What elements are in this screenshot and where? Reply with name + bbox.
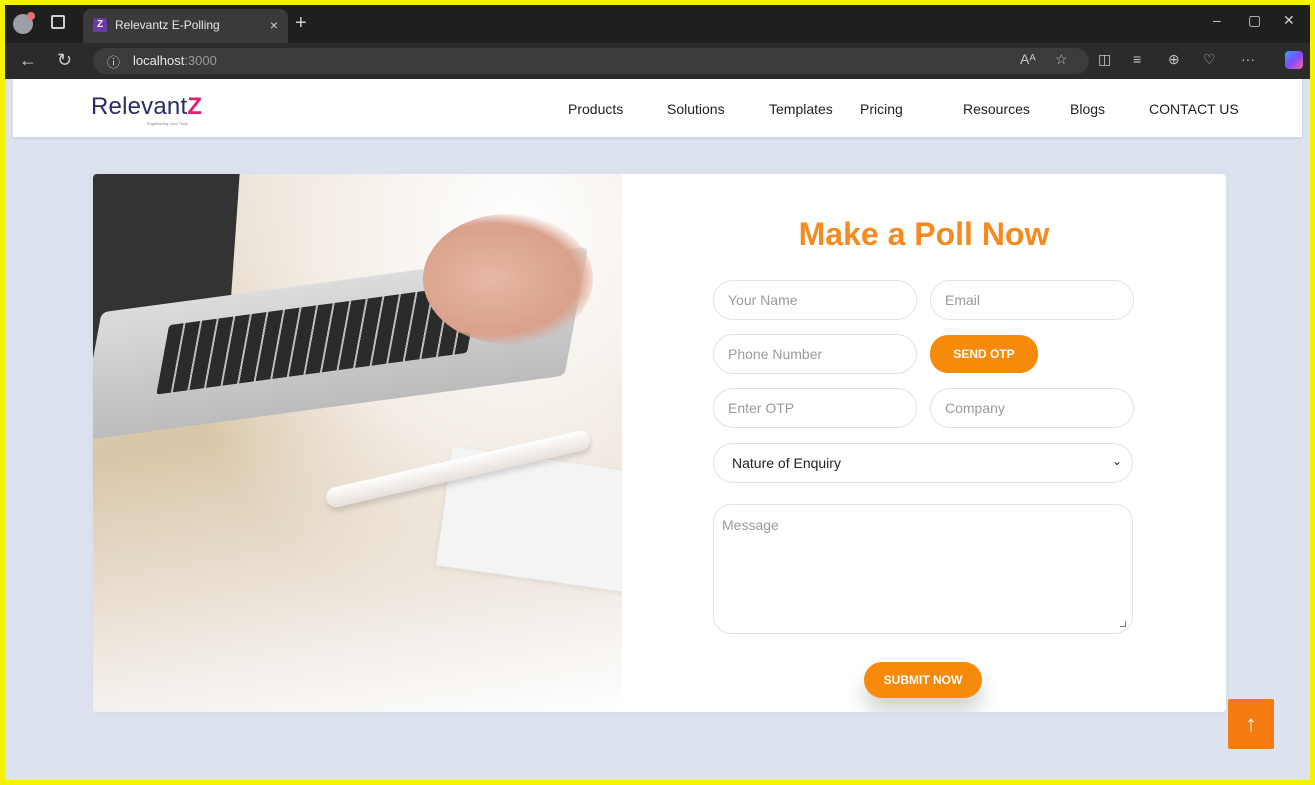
close-window-icon[interactable]: ✕ — [1283, 12, 1295, 29]
maximize-icon[interactable]: ▢ — [1248, 12, 1261, 29]
enquiry-selected-value: Nature of Enquiry — [732, 455, 841, 471]
poll-card: Make a Poll Now SEND OTP Nature of Enqui… — [93, 174, 1226, 712]
url-field[interactable]: ⓘ localhost:3000 — [93, 48, 1089, 74]
message-placeholder: Message — [722, 517, 779, 533]
url-text: localhost:3000 — [133, 53, 217, 68]
minimize-icon[interactable]: – — [1213, 12, 1221, 28]
tab-close-icon[interactable]: × — [270, 17, 278, 33]
nav-blogs[interactable]: Blogs — [1070, 101, 1105, 117]
form-title: Make a Poll Now — [798, 216, 1050, 252]
collections-icon[interactable]: ⊕ — [1168, 51, 1180, 68]
tab-bar: Z Relevantz E-Polling × + – ▢ ✕ — [5, 5, 1310, 43]
submit-button[interactable]: SUBMIT NOW — [864, 662, 982, 698]
more-menu-icon[interactable]: ··· — [1241, 51, 1255, 67]
resize-handle-icon[interactable] — [1120, 621, 1126, 627]
read-aloud-icon[interactable]: Aᴬ — [1020, 51, 1036, 67]
message-textarea[interactable]: Message — [713, 504, 1133, 634]
otp-input[interactable] — [713, 388, 917, 428]
favorites-icon[interactable]: ≡ — [1133, 51, 1141, 67]
site-header: RelevantZ Engineering. And Trust. Produc… — [13, 79, 1302, 137]
browser-essentials-icon[interactable]: ♡ — [1203, 51, 1216, 68]
enquiry-select[interactable]: Nature of Enquiry ⌄ — [713, 443, 1133, 483]
split-screen-icon[interactable]: ◫ — [1098, 51, 1111, 68]
nav-resources[interactable]: Resources — [963, 101, 1030, 117]
scroll-to-top-button[interactable]: ↑ — [1228, 699, 1274, 749]
nav-pricing[interactable]: Pricing — [860, 101, 903, 117]
relevantz-logo[interactable]: RelevantZ Engineering. And Trust. — [91, 93, 202, 126]
profile-avatar[interactable] — [13, 12, 35, 34]
browser-window: Z Relevantz E-Polling × + – ▢ ✕ ← ↻ ⓘ lo… — [5, 5, 1310, 780]
address-bar: ← ↻ ⓘ localhost:3000 Aᴬ ☆ ◫ ≡ ⊕ ♡ ··· — [5, 43, 1310, 79]
nav-templates[interactable]: Templates — [769, 101, 833, 117]
chevron-down-icon: ⌄ — [1111, 454, 1122, 468]
nav-contact-us[interactable]: CONTACT US — [1149, 101, 1239, 117]
refresh-icon[interactable]: ↻ — [57, 50, 72, 71]
name-input[interactable] — [713, 280, 917, 320]
favicon-icon: Z — [93, 18, 107, 32]
tab-actions-icon[interactable] — [51, 15, 65, 29]
phone-input[interactable] — [713, 334, 917, 374]
company-input[interactable] — [930, 388, 1134, 428]
favorite-star-icon[interactable]: ☆ — [1055, 51, 1068, 68]
tab-relevantz-epolling[interactable]: Z Relevantz E-Polling × — [83, 9, 288, 43]
tab-title: Relevantz E-Polling — [115, 18, 220, 32]
nav-solutions[interactable]: Solutions — [667, 101, 725, 117]
email-input[interactable] — [930, 280, 1134, 320]
send-otp-button[interactable]: SEND OTP — [930, 335, 1038, 373]
site-info-icon[interactable]: ⓘ — [107, 52, 120, 71]
copilot-icon[interactable] — [1285, 51, 1303, 69]
back-icon[interactable]: ← — [19, 50, 37, 71]
nav-products[interactable]: Products — [568, 101, 623, 117]
logo-tagline: Engineering. And Trust. — [147, 121, 189, 126]
hero-image-laptop — [93, 174, 622, 712]
new-tab-button[interactable]: + — [295, 12, 307, 35]
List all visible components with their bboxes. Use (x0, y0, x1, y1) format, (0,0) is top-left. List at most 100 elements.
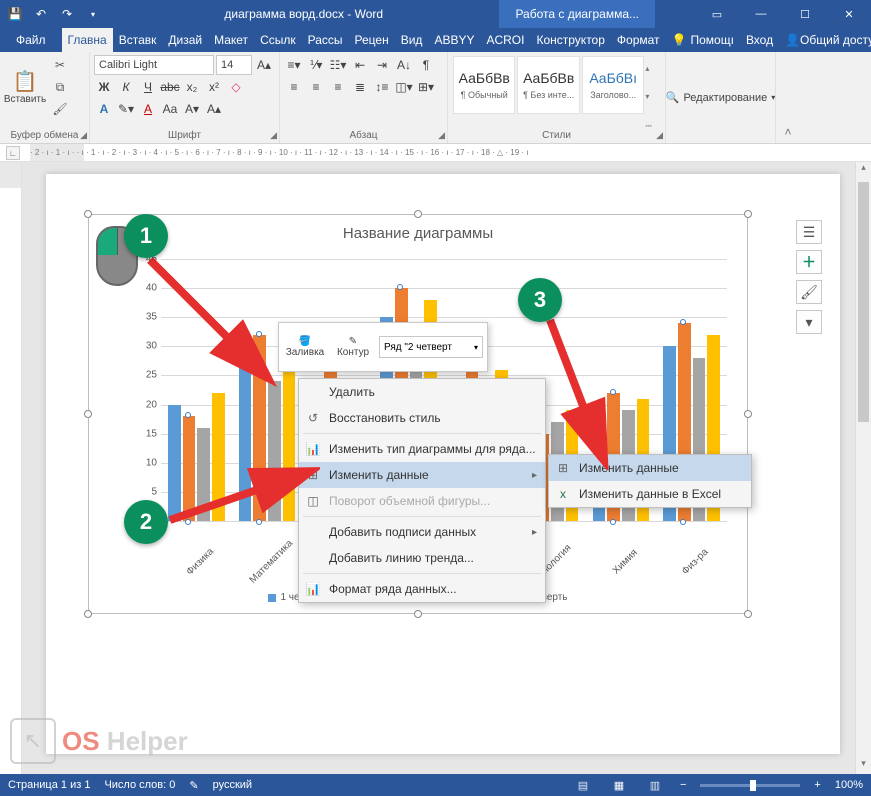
■ ■ ■ ■
## Do this:
Rewrite all the records above, replacing "Nature of Enquiry" with "Type of Request" everywhere it occurs and keeping everything else the same. Omit the pictures.

## Exercise solution:
What elements are in this screenshot and where? Reply with name + bbox.
close-window-icon[interactable]: ✕ — [1283, 12, 1295, 29]
maximize-icon[interactable]: ▢ — [1248, 12, 1261, 29]
enquiry-selected-value: Type of Request — [732, 455, 841, 471]
poll-card: Make a Poll Now SEND OTP Nature of Enqui… — [93, 174, 1226, 712]
url-field[interactable]: ⓘ localhost:3000 — [93, 48, 1089, 74]
message-placeholder: Message — [722, 517, 779, 533]
url-text: localhost:3000 — [133, 53, 217, 68]
minimize-icon[interactable]: – — [1213, 12, 1221, 28]
tab-close-icon[interactable]: × — [270, 17, 278, 33]
nav-blogs[interactable]: Blogs — [1070, 101, 1105, 117]
form-title: Make a Poll Now — [798, 216, 1050, 252]
collections-icon[interactable]: ⊕ — [1168, 51, 1180, 68]
tab-bar: Z Relevantz E-Polling × + – ▢ ✕ — [5, 5, 1310, 43]
submit-button[interactable]: SUBMIT NOW — [864, 662, 982, 698]
more-menu-icon[interactable]: ··· — [1241, 51, 1255, 67]
resize-handle-icon[interactable] — [1120, 621, 1126, 627]
read-aloud-icon[interactable]: Aᴬ — [1020, 51, 1036, 67]
message-textarea[interactable]: Message — [713, 504, 1133, 634]
otp-input[interactable] — [713, 388, 917, 428]
favorites-icon[interactable]: ≡ — [1133, 51, 1141, 67]
site-header: RelevantZ Engineering. And Trust. Produc… — [13, 79, 1302, 137]
browser-essentials-icon[interactable]: ♡ — [1203, 51, 1216, 68]
enquiry-select[interactable]: Type of Request ⌄ — [713, 443, 1133, 483]
split-screen-icon[interactable]: ◫ — [1098, 51, 1111, 68]
nav-resources[interactable]: Resources — [963, 101, 1030, 117]
scroll-to-top-button[interactable]: ↑ — [1228, 699, 1274, 749]
nav-pricing[interactable]: Pricing — [860, 101, 903, 117]
relevantz-logo[interactable]: RelevantZ Engineering. And Trust. — [91, 93, 202, 126]
profile-avatar[interactable] — [13, 12, 35, 34]
browser-window: Z Relevantz E-Polling × + – ▢ ✕ ← ↻ ⓘ lo… — [5, 5, 1310, 780]
address-bar: ← ↻ ⓘ localhost:3000 Aᴬ ☆ ◫ ≡ ⊕ ♡ ··· — [5, 43, 1310, 79]
nav-templates[interactable]: Templates — [769, 101, 833, 117]
chevron-down-icon: ⌄ — [1111, 454, 1122, 468]
nav-contact-us[interactable]: CONTACT US — [1149, 101, 1239, 117]
refresh-icon[interactable]: ↻ — [57, 50, 72, 71]
name-input[interactable] — [713, 280, 917, 320]
favicon-icon: Z — [93, 18, 107, 32]
tab-actions-icon[interactable] — [51, 15, 65, 29]
phone-input[interactable] — [713, 334, 917, 374]
company-input[interactable] — [930, 388, 1134, 428]
favorite-star-icon[interactable]: ☆ — [1055, 51, 1068, 68]
tab-relevantz-epolling[interactable]: Z Relevantz E-Polling × — [83, 9, 288, 43]
tab-title: Relevantz E-Polling — [115, 18, 220, 32]
nav-solutions[interactable]: Solutions — [667, 101, 725, 117]
email-input[interactable] — [930, 280, 1134, 320]
send-otp-button[interactable]: SEND OTP — [930, 335, 1038, 373]
site-info-icon[interactable]: ⓘ — [107, 52, 120, 71]
copilot-icon[interactable] — [1285, 51, 1303, 69]
back-icon[interactable]: ← — [19, 50, 37, 71]
nav-products[interactable]: Products — [568, 101, 623, 117]
logo-tagline: Engineering. And Trust. — [147, 121, 189, 126]
hero-image-laptop — [93, 174, 622, 712]
new-tab-button[interactable]: + — [295, 12, 307, 35]
List all visible components with their bboxes. Use (x0, y0, x1, y1) format, (0,0) is top-left. List at most 100 elements.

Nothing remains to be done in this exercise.